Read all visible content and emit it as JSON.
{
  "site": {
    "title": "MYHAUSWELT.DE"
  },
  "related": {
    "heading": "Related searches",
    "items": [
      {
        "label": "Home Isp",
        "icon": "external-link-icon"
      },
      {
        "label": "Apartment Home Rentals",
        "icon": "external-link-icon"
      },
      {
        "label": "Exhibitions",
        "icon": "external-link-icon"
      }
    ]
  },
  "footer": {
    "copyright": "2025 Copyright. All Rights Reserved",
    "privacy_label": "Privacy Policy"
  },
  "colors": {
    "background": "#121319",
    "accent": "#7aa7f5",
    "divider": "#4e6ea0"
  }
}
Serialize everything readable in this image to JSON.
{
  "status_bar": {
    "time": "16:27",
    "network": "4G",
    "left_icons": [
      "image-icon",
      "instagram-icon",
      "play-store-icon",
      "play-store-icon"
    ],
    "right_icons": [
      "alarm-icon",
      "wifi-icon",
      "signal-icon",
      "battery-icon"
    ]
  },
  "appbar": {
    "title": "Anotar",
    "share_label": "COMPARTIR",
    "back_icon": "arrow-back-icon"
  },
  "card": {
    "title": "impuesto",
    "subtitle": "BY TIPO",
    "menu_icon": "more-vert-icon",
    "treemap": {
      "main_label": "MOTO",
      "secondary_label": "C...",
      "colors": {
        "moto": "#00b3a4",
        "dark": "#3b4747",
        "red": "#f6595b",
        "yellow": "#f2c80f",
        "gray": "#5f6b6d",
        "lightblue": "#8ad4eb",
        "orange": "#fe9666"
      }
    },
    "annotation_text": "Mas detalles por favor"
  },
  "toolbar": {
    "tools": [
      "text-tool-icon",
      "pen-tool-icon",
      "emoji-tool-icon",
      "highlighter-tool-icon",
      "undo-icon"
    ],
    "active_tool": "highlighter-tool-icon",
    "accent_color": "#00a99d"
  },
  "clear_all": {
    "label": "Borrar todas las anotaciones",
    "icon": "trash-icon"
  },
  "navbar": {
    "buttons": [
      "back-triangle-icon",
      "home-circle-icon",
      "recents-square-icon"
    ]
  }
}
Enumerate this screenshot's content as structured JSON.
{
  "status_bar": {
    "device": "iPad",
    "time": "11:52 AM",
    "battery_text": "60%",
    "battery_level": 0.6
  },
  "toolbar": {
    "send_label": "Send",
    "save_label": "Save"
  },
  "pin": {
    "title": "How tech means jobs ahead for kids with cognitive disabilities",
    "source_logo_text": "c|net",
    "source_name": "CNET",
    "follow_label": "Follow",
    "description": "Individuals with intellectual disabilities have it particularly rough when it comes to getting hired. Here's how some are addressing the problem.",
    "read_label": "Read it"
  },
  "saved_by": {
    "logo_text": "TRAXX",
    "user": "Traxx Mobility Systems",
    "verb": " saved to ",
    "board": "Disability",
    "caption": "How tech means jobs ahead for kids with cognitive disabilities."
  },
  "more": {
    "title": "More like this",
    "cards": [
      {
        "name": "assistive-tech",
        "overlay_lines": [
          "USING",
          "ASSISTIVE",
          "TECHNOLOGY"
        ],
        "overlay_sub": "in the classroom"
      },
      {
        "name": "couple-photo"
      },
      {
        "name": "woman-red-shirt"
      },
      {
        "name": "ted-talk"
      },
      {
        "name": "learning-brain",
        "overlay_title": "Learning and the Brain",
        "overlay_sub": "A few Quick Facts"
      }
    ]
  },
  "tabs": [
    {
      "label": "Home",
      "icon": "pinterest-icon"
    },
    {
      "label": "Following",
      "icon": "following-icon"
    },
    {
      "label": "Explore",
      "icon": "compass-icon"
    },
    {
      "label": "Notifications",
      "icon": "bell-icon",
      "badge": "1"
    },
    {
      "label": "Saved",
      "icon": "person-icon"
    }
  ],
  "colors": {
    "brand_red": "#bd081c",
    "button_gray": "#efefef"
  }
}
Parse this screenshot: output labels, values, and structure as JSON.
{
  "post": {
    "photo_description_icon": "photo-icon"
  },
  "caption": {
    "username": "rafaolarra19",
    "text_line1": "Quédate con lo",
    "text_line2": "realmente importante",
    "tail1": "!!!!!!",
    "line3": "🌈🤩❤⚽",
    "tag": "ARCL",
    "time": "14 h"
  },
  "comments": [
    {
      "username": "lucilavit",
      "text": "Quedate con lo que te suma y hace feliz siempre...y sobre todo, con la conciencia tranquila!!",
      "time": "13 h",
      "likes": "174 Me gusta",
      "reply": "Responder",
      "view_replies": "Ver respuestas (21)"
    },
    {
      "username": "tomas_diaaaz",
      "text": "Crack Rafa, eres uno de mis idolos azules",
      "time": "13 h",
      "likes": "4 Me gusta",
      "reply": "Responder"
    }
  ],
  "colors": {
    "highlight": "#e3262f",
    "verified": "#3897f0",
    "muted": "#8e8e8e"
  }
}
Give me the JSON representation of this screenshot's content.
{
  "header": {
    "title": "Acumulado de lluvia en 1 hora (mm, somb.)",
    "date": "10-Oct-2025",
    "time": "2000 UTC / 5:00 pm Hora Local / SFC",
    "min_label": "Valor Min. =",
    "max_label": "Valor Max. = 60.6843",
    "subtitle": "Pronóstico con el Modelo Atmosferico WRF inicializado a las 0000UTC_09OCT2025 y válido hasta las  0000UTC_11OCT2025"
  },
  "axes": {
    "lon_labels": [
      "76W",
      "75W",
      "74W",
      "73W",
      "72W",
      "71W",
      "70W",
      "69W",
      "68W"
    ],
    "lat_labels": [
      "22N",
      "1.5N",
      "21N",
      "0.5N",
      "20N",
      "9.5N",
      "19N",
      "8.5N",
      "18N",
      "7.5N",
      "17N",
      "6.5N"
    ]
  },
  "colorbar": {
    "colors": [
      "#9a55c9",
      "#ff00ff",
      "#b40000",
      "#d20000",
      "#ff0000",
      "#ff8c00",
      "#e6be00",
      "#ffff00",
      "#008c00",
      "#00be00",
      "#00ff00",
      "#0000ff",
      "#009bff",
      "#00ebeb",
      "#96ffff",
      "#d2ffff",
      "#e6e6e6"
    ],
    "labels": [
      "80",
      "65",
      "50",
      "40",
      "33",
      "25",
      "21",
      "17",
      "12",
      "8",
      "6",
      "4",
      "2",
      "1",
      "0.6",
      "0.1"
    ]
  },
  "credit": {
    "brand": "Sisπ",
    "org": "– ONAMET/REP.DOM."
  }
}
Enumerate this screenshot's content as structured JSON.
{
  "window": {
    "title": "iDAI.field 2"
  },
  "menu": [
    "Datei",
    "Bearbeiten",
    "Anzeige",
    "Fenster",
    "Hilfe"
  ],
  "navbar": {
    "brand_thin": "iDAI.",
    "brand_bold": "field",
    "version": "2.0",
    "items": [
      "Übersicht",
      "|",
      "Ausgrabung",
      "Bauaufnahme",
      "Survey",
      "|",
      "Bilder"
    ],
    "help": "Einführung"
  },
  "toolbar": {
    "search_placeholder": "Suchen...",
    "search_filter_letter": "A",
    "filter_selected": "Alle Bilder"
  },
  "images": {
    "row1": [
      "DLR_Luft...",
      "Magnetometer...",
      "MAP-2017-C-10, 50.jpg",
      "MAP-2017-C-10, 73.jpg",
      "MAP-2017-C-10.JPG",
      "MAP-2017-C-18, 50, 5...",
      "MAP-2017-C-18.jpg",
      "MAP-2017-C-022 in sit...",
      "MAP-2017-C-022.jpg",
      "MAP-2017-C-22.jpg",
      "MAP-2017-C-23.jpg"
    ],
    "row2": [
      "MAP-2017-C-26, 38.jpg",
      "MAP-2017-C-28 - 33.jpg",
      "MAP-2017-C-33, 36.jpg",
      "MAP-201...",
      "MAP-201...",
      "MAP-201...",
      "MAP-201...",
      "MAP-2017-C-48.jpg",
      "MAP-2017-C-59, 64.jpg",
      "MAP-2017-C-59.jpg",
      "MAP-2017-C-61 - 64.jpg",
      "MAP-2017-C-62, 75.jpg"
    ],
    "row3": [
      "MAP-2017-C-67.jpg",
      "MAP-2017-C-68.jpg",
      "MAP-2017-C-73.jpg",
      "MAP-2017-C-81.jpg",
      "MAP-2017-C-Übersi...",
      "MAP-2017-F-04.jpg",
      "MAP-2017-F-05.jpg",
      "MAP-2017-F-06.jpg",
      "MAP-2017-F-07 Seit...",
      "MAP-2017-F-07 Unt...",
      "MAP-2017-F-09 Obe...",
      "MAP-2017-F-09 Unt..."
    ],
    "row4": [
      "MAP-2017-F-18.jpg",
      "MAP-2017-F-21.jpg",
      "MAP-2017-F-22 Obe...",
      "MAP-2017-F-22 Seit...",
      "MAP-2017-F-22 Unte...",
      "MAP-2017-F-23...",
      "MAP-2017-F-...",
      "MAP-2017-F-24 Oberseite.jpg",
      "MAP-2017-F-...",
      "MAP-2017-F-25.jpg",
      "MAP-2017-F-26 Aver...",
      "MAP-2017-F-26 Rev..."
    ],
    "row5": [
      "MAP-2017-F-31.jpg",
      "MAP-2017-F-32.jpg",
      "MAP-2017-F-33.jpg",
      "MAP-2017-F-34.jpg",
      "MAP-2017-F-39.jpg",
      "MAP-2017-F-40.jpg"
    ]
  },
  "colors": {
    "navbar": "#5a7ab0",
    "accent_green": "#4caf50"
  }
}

#####

Given exercise: Write down every line of the data above that includes the string "jobs".

The reply:
    "title": "How tech means jobs ahead for kids with cognitive disabilities",
    "caption": "How tech means jobs ahead for kids with cognitive disabilities."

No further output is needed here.